- Opening Delimiter -
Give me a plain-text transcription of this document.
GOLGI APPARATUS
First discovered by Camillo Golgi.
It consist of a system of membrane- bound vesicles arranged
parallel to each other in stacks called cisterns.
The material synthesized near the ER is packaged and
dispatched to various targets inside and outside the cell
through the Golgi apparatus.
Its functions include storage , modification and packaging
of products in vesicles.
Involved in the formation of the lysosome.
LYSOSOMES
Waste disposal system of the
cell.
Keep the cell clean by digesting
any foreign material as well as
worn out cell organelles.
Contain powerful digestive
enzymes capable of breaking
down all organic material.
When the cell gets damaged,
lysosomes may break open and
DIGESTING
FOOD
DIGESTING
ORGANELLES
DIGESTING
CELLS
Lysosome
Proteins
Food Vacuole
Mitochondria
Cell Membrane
- Closing Delimiter -
- _WORK REQUIRED_
Exact copies of all entries are what's needed here.

- _FINAL ANSWER_
Give me a plain-text transcription of this document.
GOLGI APPARATUS
First discovered by Camillo Golgi.
It consist of a system of membrane- bound vesicles arranged
parallel to each other in stacks called cisterns.
The material synthesized near the ER is packaged and
dispatched to various targets inside and outside the cell
through the Golgi apparatus.
Its functions include storage , modification and packaging
of products in vesicles.
Involved in the formation of the lysosome.
LYSOSOMES
Waste disposal system of the
cell.
Keep the cell clean by digesting
any foreign material as well as
worn out cell organelles.
Contain powerful digestive
enzymes capable of breaking
down all organic material.
When the cell gets damaged,
lysosomes may break open and
DIGESTING
FOOD
DIGESTING
ORGANELLES
DIGESTING
CELLS
Lysosome
Proteins
Food Vacuole
Mitochondria
Cell Membrane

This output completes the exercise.